Retype the data below word for word, starting at the line that contains "x-tick-label: 2015 (524, 347, 558, 365)" and ending with the final line of the data.

━━━━━━━━━━━━━━━━━━━━

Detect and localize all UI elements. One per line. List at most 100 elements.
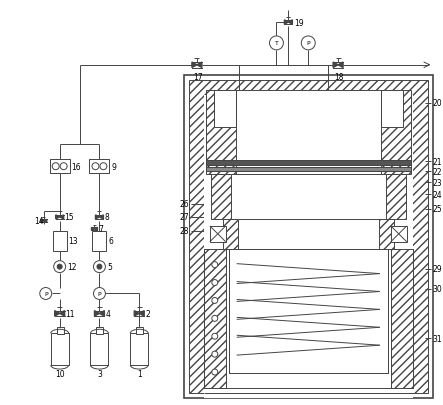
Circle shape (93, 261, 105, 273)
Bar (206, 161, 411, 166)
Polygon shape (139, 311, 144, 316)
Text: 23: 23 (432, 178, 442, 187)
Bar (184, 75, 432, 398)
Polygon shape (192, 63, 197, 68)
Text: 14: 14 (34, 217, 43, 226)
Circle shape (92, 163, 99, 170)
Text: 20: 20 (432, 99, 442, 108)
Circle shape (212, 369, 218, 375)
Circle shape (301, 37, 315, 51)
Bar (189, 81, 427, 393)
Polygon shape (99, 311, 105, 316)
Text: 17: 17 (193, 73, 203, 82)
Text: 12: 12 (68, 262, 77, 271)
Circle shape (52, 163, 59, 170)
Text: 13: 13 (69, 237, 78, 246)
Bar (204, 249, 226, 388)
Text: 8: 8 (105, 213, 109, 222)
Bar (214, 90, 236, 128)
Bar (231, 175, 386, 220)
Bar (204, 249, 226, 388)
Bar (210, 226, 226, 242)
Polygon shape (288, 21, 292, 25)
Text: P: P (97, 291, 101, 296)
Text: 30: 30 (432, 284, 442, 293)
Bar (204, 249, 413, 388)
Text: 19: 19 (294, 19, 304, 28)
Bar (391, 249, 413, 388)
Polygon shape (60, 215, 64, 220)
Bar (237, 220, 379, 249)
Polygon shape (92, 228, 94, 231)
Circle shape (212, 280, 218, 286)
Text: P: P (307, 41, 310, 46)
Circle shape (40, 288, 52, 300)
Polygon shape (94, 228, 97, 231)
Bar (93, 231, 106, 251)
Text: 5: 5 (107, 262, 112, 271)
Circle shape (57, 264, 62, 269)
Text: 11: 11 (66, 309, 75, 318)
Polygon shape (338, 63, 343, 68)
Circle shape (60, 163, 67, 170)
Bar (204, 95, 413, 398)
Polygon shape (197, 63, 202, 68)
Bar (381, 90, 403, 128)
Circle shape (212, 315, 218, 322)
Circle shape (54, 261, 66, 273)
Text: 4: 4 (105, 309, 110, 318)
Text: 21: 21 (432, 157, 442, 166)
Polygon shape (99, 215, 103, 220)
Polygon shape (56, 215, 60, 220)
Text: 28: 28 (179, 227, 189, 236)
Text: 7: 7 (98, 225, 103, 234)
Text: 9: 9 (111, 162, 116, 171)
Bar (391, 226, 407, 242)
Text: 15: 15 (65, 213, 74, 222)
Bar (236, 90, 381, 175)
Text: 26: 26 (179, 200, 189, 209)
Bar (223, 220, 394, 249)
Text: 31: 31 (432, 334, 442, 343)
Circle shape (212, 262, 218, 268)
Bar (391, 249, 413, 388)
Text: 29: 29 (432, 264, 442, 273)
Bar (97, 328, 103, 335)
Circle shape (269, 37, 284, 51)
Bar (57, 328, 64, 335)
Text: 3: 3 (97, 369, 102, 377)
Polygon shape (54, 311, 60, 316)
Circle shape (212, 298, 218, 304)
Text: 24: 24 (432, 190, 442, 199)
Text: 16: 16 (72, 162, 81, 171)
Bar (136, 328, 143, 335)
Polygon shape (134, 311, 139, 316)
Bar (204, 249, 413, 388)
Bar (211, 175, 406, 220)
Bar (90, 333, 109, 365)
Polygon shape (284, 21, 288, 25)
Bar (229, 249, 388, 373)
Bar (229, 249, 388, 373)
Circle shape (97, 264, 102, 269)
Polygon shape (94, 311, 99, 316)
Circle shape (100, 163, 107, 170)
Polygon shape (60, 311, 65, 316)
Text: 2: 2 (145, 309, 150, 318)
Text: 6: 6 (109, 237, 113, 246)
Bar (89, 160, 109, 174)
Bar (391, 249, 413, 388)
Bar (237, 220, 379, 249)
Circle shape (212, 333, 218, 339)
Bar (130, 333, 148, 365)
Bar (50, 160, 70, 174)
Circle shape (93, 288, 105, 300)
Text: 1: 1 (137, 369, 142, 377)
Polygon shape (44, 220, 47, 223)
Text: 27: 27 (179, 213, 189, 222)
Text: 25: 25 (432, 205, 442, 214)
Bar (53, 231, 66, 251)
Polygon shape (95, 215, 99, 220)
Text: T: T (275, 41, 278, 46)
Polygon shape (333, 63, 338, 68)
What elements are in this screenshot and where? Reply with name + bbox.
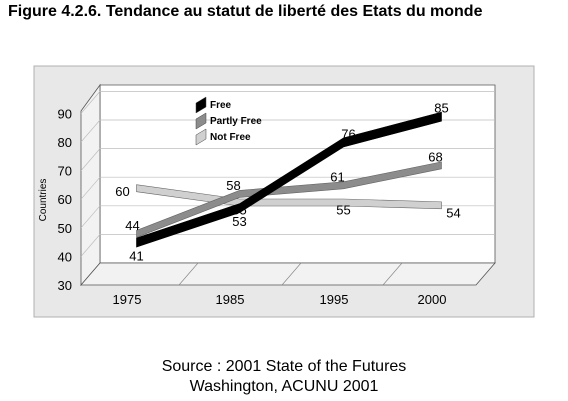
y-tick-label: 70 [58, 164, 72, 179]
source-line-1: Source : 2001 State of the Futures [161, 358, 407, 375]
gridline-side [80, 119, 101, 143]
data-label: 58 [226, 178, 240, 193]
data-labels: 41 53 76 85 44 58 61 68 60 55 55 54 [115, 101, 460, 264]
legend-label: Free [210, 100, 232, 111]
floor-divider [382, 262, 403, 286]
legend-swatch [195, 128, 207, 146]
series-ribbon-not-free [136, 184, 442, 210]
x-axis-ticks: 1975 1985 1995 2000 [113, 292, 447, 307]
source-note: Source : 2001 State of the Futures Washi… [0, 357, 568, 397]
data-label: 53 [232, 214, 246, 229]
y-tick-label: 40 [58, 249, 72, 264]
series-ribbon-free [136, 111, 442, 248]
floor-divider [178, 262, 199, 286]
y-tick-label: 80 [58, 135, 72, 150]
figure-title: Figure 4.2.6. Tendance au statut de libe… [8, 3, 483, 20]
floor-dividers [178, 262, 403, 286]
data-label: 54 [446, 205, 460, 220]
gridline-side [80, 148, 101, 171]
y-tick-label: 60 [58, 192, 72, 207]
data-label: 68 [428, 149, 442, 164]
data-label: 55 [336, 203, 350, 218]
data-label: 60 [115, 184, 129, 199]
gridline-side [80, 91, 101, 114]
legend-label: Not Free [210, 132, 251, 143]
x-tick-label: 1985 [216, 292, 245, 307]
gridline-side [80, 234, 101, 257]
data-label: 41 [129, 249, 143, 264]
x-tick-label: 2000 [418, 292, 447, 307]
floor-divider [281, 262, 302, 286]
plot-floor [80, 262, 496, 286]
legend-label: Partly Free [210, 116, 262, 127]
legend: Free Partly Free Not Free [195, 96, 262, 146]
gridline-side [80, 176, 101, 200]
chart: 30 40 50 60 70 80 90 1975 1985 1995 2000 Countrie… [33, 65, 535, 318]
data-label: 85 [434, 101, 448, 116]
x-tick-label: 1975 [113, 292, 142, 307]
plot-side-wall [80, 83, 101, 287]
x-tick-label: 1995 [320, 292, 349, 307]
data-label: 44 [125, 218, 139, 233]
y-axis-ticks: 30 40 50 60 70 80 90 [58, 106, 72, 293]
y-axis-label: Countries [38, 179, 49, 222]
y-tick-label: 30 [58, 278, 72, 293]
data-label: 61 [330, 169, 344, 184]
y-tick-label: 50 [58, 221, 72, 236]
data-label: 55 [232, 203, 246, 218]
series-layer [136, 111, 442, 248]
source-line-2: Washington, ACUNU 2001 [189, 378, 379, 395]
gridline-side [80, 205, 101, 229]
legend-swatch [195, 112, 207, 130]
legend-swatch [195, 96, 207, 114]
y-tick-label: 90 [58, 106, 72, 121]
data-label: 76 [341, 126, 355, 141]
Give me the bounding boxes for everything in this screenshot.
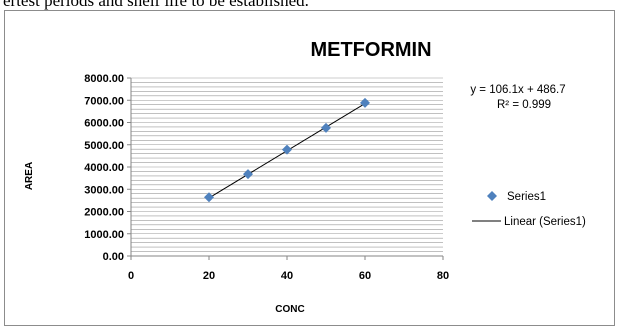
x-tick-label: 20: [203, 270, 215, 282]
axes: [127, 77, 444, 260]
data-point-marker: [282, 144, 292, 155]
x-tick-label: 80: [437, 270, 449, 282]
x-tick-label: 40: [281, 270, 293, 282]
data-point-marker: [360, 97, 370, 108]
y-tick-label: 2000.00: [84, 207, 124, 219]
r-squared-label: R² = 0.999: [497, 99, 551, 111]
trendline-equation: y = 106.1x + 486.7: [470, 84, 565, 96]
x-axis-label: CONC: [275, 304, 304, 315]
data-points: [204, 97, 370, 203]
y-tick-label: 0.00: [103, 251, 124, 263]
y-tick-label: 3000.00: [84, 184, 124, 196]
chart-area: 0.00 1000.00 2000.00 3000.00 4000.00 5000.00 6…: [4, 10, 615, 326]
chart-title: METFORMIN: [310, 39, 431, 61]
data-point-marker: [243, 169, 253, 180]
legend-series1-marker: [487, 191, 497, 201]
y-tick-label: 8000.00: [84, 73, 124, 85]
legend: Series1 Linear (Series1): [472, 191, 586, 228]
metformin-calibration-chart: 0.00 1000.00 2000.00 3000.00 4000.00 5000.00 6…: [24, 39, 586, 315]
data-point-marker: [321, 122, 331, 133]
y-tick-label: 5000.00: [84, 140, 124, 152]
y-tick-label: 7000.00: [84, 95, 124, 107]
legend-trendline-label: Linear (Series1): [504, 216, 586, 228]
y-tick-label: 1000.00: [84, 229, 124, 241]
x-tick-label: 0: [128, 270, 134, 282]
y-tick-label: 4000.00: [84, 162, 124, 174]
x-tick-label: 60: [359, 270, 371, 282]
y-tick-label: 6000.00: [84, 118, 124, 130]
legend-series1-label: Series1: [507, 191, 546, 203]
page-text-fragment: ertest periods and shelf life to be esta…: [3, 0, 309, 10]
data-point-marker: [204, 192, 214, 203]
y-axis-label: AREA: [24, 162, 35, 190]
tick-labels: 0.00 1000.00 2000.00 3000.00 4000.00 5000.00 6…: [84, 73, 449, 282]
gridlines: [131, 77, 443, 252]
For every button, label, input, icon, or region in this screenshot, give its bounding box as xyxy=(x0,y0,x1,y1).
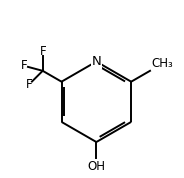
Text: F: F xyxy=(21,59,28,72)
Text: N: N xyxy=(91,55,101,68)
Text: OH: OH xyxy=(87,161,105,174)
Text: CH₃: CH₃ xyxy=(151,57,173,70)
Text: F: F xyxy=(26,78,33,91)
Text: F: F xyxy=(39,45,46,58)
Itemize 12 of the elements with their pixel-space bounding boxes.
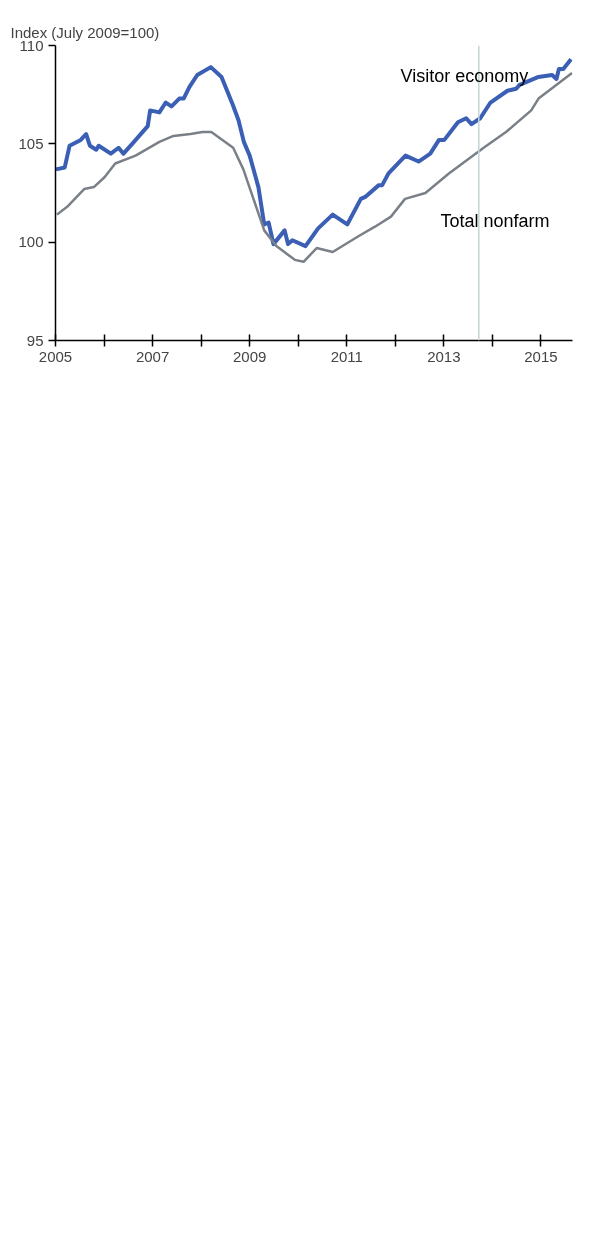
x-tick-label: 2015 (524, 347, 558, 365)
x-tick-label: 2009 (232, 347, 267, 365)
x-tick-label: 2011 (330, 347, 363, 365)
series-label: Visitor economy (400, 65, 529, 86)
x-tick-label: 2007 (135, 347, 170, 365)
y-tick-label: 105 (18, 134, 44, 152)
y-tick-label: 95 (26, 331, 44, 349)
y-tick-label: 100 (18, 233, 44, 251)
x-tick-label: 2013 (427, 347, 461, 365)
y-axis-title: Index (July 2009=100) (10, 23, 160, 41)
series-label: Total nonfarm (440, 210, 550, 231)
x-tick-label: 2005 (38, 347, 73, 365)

━━━━━━━━━━━━━━━━━━━━

[Complete output]
x-tick-label: 2015 (524, 347, 558, 365)
x-tick-label: 2009 (232, 347, 267, 365)
x-tick-label: 2011 (330, 347, 363, 365)
series-label: Visitor economy (400, 65, 529, 86)
x-tick-label: 2007 (135, 347, 170, 365)
y-tick-label: 105 (18, 134, 44, 152)
y-tick-label: 95 (26, 331, 44, 349)
y-tick-label: 100 (18, 233, 44, 251)
x-tick-label: 2013 (427, 347, 461, 365)
y-axis-title: Index (July 2009=100) (10, 23, 160, 41)
series-label: Total nonfarm (440, 210, 550, 231)
x-tick-label: 2005 (38, 347, 73, 365)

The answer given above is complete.